-- begin --

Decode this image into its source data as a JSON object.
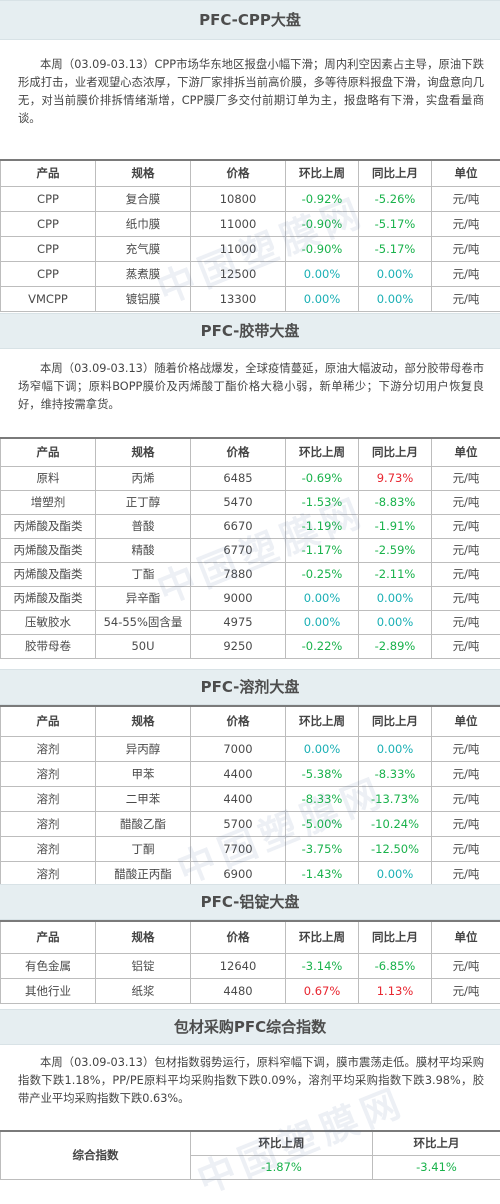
{
  "watermark": "中国塑膜网",
  "sections": {
    "cpp": {
      "title": "PFC-CPP大盘",
      "paragraph": "本周（03.09-03.13）CPP市场华东地区报盘小幅下滑；周内利空因素占主导，原油下跌形成打击，业者观望心态浓厚，下游厂家排拆当前高价膜，多等待原料报盘下滑，询盘意向几无，对当前膜价排拆情绪渐增，CPP膜厂多交付前期订单为主，报盘略有下滑，实盘看量商谈。",
      "headers": [
        "产品",
        "规格",
        "价格",
        "环比上周",
        "同比上月",
        "单位"
      ],
      "rows": [
        [
          "CPP",
          "复合膜",
          "10800",
          "-0.92%",
          "-5.26%",
          "元/吨"
        ],
        [
          "CPP",
          "纸巾膜",
          "11000",
          "-0.90%",
          "-5.17%",
          "元/吨"
        ],
        [
          "CPP",
          "充气膜",
          "11000",
          "-0.90%",
          "-5.17%",
          "元/吨"
        ],
        [
          "CPP",
          "蒸煮膜",
          "12500",
          "0.00%",
          "0.00%",
          "元/吨"
        ],
        [
          "VMCPP",
          "镀铝膜",
          "13300",
          "0.00%",
          "0.00%",
          "元/吨"
        ]
      ]
    },
    "tape": {
      "title": "PFC-胶带大盘",
      "paragraph": "本周（03.09-03.13）随着价格战爆发，全球疫情蔓延，原油大幅波动，部分胶带母卷市场窄幅下调；原料BOPP膜价及丙烯酸丁酯价格大稳小弱，新单稀少；下游分切用户恢复良好，维持按需拿货。",
      "headers": [
        "产品",
        "规格",
        "价格",
        "环比上周",
        "同比上月",
        "单位"
      ],
      "rows": [
        [
          "原料",
          "丙烯",
          "6485",
          "-0.69%",
          "9.73%",
          "元/吨"
        ],
        [
          "增塑剂",
          "正丁醇",
          "5470",
          "-1.53%",
          "-8.83%",
          "元/吨"
        ],
        [
          "丙烯酸及酯类",
          "普酸",
          "6670",
          "-1.19%",
          "-1.91%",
          "元/吨"
        ],
        [
          "丙烯酸及酯类",
          "精酸",
          "6770",
          "-1.17%",
          "-2.59%",
          "元/吨"
        ],
        [
          "丙烯酸及酯类",
          "丁酯",
          "7880",
          "-0.25%",
          "-2.11%",
          "元/吨"
        ],
        [
          "丙烯酸及酯类",
          "异辛酯",
          "9000",
          "0.00%",
          "0.00%",
          "元/吨"
        ],
        [
          "压敏胶水",
          "54-55%固含量",
          "4975",
          "0.00%",
          "0.00%",
          "元/吨"
        ],
        [
          "胶带母卷",
          "50U",
          "9250",
          "-0.22%",
          "-2.89%",
          "元/吨"
        ]
      ]
    },
    "solvent": {
      "title": "PFC-溶剂大盘",
      "headers": [
        "产品",
        "规格",
        "价格",
        "环比上周",
        "同比上月",
        "单位"
      ],
      "rows": [
        [
          "溶剂",
          "异丙醇",
          "7000",
          "0.00%",
          "0.00%",
          "元/吨"
        ],
        [
          "溶剂",
          "甲苯",
          "4400",
          "-5.38%",
          "-8.33%",
          "元/吨"
        ],
        [
          "溶剂",
          "二甲苯",
          "4400",
          "-8.33%",
          "-13.73%",
          "元/吨"
        ],
        [
          "溶剂",
          "醋酸乙酯",
          "5700",
          "-5.00%",
          "-10.24%",
          "元/吨"
        ],
        [
          "溶剂",
          "丁酮",
          "7700",
          "-3.75%",
          "-12.50%",
          "元/吨"
        ],
        [
          "溶剂",
          "醋酸正丙酯",
          "6900",
          "-1.43%",
          "0.00%",
          "元/吨"
        ]
      ]
    },
    "ingot": {
      "title": "PFC-铝锭大盘",
      "headers": [
        "产品",
        "规格",
        "价格",
        "环比上周",
        "同比上月",
        "单位"
      ],
      "rows": [
        [
          "有色金属",
          "铝锭",
          "12640",
          "-3.14%",
          "-6.85%",
          "元/吨"
        ],
        [
          "其他行业",
          "纸浆",
          "4480",
          "0.67%",
          "1.13%",
          "元/吨"
        ]
      ]
    },
    "index": {
      "title": "包材采购PFC综合指数",
      "paragraph": "本周（03.09-03.13）包材指数弱势运行，原料窄幅下调，膜市震荡走低。膜材平均采购指数下跌1.18%，PP/PE原料平均采购指数下跌0.09%，溶剂平均采购指数下跌3.98%，胶带产业平均采购指数下跌0.63%。",
      "label": "综合指数",
      "headers": [
        "环比上周",
        "环比上月"
      ],
      "values": [
        "-1.87%",
        "-3.41%"
      ]
    }
  },
  "colors": {
    "negative": "#19b24b",
    "zero": "#1bb0b5",
    "positive": "#e8252f",
    "header_bg": "#e6eef1"
  }
}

-- end --

→ **Aim of the task**
Above are records with pictures; repeat the records exactly and leave the pictures out.

→ **Solution for this problem**
Decode this image into its source data as a JSON object.
{
  "watermark": "中国塑膜网",
  "sections": {
    "cpp": {
      "title": "PFC-CPP大盘",
      "paragraph": "本周（03.09-03.13）CPP市场华东地区报盘小幅下滑；周内利空因素占主导，原油下跌形成打击，业者观望心态浓厚，下游厂家排拆当前高价膜，多等待原料报盘下滑，询盘意向几无，对当前膜价排拆情绪渐增，CPP膜厂多交付前期订单为主，报盘略有下滑，实盘看量商谈。",
      "headers": [
        "产品",
        "规格",
        "价格",
        "环比上周",
        "同比上月",
        "单位"
      ],
      "rows": [
        [
          "CPP",
          "复合膜",
          "10800",
          "-0.92%",
          "-5.26%",
          "元/吨"
        ],
        [
          "CPP",
          "纸巾膜",
          "11000",
          "-0.90%",
          "-5.17%",
          "元/吨"
        ],
        [
          "CPP",
          "充气膜",
          "11000",
          "-0.90%",
          "-5.17%",
          "元/吨"
        ],
        [
          "CPP",
          "蒸煮膜",
          "12500",
          "0.00%",
          "0.00%",
          "元/吨"
        ],
        [
          "VMCPP",
          "镀铝膜",
          "13300",
          "0.00%",
          "0.00%",
          "元/吨"
        ]
      ]
    },
    "tape": {
      "title": "PFC-胶带大盘",
      "paragraph": "本周（03.09-03.13）随着价格战爆发，全球疫情蔓延，原油大幅波动，部分胶带母卷市场窄幅下调；原料BOPP膜价及丙烯酸丁酯价格大稳小弱，新单稀少；下游分切用户恢复良好，维持按需拿货。",
      "headers": [
        "产品",
        "规格",
        "价格",
        "环比上周",
        "同比上月",
        "单位"
      ],
      "rows": [
        [
          "原料",
          "丙烯",
          "6485",
          "-0.69%",
          "9.73%",
          "元/吨"
        ],
        [
          "增塑剂",
          "正丁醇",
          "5470",
          "-1.53%",
          "-8.83%",
          "元/吨"
        ],
        [
          "丙烯酸及酯类",
          "普酸",
          "6670",
          "-1.19%",
          "-1.91%",
          "元/吨"
        ],
        [
          "丙烯酸及酯类",
          "精酸",
          "6770",
          "-1.17%",
          "-2.59%",
          "元/吨"
        ],
        [
          "丙烯酸及酯类",
          "丁酯",
          "7880",
          "-0.25%",
          "-2.11%",
          "元/吨"
        ],
        [
          "丙烯酸及酯类",
          "异辛酯",
          "9000",
          "0.00%",
          "0.00%",
          "元/吨"
        ],
        [
          "压敏胶水",
          "54-55%固含量",
          "4975",
          "0.00%",
          "0.00%",
          "元/吨"
        ],
        [
          "胶带母卷",
          "50U",
          "9250",
          "-0.22%",
          "-2.89%",
          "元/吨"
        ]
      ]
    },
    "solvent": {
      "title": "PFC-溶剂大盘",
      "headers": [
        "产品",
        "规格",
        "价格",
        "环比上周",
        "同比上月",
        "单位"
      ],
      "rows": [
        [
          "溶剂",
          "异丙醇",
          "7000",
          "0.00%",
          "0.00%",
          "元/吨"
        ],
        [
          "溶剂",
          "甲苯",
          "4400",
          "-5.38%",
          "-8.33%",
          "元/吨"
        ],
        [
          "溶剂",
          "二甲苯",
          "4400",
          "-8.33%",
          "-13.73%",
          "元/吨"
        ],
        [
          "溶剂",
          "醋酸乙酯",
          "5700",
          "-5.00%",
          "-10.24%",
          "元/吨"
        ],
        [
          "溶剂",
          "丁酮",
          "7700",
          "-3.75%",
          "-12.50%",
          "元/吨"
        ],
        [
          "溶剂",
          "醋酸正丙酯",
          "6900",
          "-1.43%",
          "0.00%",
          "元/吨"
        ]
      ]
    },
    "ingot": {
      "title": "PFC-铝锭大盘",
      "headers": [
        "产品",
        "规格",
        "价格",
        "环比上周",
        "同比上月",
        "单位"
      ],
      "rows": [
        [
          "有色金属",
          "铝锭",
          "12640",
          "-3.14%",
          "-6.85%",
          "元/吨"
        ],
        [
          "其他行业",
          "纸浆",
          "4480",
          "0.67%",
          "1.13%",
          "元/吨"
        ]
      ]
    },
    "index": {
      "title": "包材采购PFC综合指数",
      "paragraph": "本周（03.09-03.13）包材指数弱势运行，原料窄幅下调，膜市震荡走低。膜材平均采购指数下跌1.18%，PP/PE原料平均采购指数下跌0.09%，溶剂平均采购指数下跌3.98%，胶带产业平均采购指数下跌0.63%。",
      "label": "综合指数",
      "headers": [
        "环比上周",
        "环比上月"
      ],
      "values": [
        "-1.87%",
        "-3.41%"
      ]
    }
  },
  "colors": {
    "negative": "#19b24b",
    "zero": "#1bb0b5",
    "positive": "#e8252f",
    "header_bg": "#e6eef1"
  }
}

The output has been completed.